*Given problem*: Write out all lines holding the word "الزكاة".

(Dataset excerpt)

■ ■ ■ ■ ■

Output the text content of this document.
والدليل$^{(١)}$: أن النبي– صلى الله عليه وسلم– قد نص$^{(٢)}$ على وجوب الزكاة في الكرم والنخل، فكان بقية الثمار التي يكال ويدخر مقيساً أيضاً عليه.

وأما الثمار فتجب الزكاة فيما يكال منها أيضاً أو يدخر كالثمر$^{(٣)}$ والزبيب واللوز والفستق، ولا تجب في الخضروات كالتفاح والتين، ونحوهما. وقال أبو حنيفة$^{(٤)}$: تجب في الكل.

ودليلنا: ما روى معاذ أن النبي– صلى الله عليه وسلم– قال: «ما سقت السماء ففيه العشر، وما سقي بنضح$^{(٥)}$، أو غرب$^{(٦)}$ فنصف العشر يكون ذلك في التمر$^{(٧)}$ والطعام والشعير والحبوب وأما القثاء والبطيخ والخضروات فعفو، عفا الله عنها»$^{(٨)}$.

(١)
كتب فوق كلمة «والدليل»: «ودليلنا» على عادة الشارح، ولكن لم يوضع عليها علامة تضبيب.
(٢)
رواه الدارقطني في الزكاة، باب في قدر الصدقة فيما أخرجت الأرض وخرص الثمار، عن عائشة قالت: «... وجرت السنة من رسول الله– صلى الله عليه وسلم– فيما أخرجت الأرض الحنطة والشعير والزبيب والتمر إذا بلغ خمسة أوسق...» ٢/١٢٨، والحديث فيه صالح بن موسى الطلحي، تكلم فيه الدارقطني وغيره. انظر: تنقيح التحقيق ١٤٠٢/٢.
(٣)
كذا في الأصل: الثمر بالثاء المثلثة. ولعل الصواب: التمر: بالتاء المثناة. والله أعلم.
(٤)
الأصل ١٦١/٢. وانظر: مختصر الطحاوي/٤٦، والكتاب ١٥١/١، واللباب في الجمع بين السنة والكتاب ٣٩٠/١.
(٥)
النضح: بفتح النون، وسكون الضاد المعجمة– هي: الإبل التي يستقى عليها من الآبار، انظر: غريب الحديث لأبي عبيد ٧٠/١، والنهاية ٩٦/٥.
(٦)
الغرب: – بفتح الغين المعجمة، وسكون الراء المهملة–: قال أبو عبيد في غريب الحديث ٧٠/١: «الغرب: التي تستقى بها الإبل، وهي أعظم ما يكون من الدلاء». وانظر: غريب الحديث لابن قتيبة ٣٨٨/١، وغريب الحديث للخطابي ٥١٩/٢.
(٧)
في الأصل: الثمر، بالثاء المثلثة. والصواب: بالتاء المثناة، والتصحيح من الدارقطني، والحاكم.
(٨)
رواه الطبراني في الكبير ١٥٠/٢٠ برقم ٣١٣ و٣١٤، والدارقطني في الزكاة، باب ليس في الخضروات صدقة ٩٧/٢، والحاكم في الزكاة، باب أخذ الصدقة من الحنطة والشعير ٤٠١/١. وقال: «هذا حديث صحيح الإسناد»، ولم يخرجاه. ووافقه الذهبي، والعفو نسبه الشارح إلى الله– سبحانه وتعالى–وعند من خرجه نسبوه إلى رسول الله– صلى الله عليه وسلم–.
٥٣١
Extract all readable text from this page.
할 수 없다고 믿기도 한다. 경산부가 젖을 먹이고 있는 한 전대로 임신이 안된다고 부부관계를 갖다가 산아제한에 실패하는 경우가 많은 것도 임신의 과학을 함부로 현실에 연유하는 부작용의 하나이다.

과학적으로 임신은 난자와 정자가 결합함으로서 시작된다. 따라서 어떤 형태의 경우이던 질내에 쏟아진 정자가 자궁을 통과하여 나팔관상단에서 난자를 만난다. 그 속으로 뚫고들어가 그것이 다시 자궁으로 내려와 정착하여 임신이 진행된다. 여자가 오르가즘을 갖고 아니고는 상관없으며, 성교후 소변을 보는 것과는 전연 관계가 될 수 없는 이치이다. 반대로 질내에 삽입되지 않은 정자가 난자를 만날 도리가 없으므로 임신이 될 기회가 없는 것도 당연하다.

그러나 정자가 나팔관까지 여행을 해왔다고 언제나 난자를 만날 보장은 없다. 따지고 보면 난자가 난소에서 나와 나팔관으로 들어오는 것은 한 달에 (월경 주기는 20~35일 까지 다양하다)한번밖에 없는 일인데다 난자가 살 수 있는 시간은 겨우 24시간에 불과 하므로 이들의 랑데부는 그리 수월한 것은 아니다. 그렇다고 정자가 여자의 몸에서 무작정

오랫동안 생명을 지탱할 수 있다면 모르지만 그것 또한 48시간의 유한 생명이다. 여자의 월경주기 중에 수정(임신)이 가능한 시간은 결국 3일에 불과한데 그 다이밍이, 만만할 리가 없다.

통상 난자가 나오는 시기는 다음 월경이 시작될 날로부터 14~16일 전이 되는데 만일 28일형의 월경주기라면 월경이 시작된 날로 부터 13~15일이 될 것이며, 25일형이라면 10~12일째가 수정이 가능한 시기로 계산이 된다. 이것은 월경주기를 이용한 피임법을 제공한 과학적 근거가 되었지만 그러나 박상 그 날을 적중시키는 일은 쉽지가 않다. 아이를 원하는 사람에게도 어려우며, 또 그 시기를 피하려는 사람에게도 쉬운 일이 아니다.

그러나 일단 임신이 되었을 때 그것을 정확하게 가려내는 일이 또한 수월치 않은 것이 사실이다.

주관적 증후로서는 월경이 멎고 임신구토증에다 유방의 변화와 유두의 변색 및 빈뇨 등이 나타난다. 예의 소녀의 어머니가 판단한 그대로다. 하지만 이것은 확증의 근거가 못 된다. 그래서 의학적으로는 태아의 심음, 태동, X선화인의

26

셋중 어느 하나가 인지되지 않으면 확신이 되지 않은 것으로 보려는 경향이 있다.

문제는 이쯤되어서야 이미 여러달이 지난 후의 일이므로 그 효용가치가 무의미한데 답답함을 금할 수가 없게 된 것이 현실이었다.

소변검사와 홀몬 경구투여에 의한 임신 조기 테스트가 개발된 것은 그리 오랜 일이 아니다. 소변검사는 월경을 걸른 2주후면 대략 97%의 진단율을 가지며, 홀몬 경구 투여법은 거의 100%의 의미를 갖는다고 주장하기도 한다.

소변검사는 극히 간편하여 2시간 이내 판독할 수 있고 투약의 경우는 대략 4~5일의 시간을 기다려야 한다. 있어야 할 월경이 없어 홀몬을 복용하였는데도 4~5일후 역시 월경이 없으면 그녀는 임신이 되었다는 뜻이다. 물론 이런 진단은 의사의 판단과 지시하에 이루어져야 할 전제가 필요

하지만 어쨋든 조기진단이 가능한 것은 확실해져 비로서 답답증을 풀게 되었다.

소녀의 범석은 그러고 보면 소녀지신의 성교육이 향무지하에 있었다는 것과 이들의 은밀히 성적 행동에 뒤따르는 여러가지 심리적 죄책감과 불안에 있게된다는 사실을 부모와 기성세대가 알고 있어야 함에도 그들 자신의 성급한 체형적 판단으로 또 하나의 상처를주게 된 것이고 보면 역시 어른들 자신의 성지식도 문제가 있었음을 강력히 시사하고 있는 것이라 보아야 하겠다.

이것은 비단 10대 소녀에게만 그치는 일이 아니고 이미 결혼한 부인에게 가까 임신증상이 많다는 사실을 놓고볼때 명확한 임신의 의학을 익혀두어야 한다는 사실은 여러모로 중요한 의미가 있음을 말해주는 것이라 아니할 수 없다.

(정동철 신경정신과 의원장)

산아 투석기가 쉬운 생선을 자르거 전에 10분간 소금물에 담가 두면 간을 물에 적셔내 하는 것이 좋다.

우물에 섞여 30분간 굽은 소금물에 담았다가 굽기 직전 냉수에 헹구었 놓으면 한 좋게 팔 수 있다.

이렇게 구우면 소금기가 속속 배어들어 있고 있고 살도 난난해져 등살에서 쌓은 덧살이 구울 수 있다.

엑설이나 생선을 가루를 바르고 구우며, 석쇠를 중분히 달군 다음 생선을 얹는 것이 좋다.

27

■ ■ ■ ■ ■

*Final result*:
والدليل$^{(١)}$: أن النبي– صلى الله عليه وسلم– قد نص$^{(٢)}$ على وجوب الزكاة في الكرم والنخل، فكان بقية الثمار التي يكال ويدخر مقيساً أيضاً عليه.
وأما الثمار فتجب الزكاة فيما يكال منها أيضاً أو يدخر كالثمر$^{(٣)}$ والزبيب واللوز والفستق، ولا تجب في الخضروات كالتفاح والتين، ونحوهما. وقال أبو حنيفة$^{(٤)}$: تجب في الكل.
رواه الدارقطني في الزكاة، باب في قدر الصدقة فيما أخرجت الأرض وخرص الثمار، عن عائشة قالت: «... وجرت السنة من رسول الله– صلى الله عليه وسلم– فيما أخرجت الأرض الحنطة والشعير والزبيب والتمر إذا بلغ خمسة أوسق...» ٢/١٢٨، والحديث فيه صالح بن موسى الطلحي، تكلم فيه الدارقطني وغيره. انظر: تنقيح التحقيق ١٤٠٢/٢.
رواه الطبراني في الكبير ١٥٠/٢٠ برقم ٣١٣ و٣١٤، والدارقطني في الزكاة، باب ليس في الخضروات صدقة ٩٧/٢، والحاكم في الزكاة، باب أخذ الصدقة من الحنطة والشعير ٤٠١/١. وقال: «هذا حديث صحيح الإسناد»، ولم يخرجاه. ووافقه الذهبي، والعفو نسبه الشارح إلى الله– سبحانه وتعالى–وعند من خرجه نسبوه إلى رسول الله– صلى الله عليه وسلم–.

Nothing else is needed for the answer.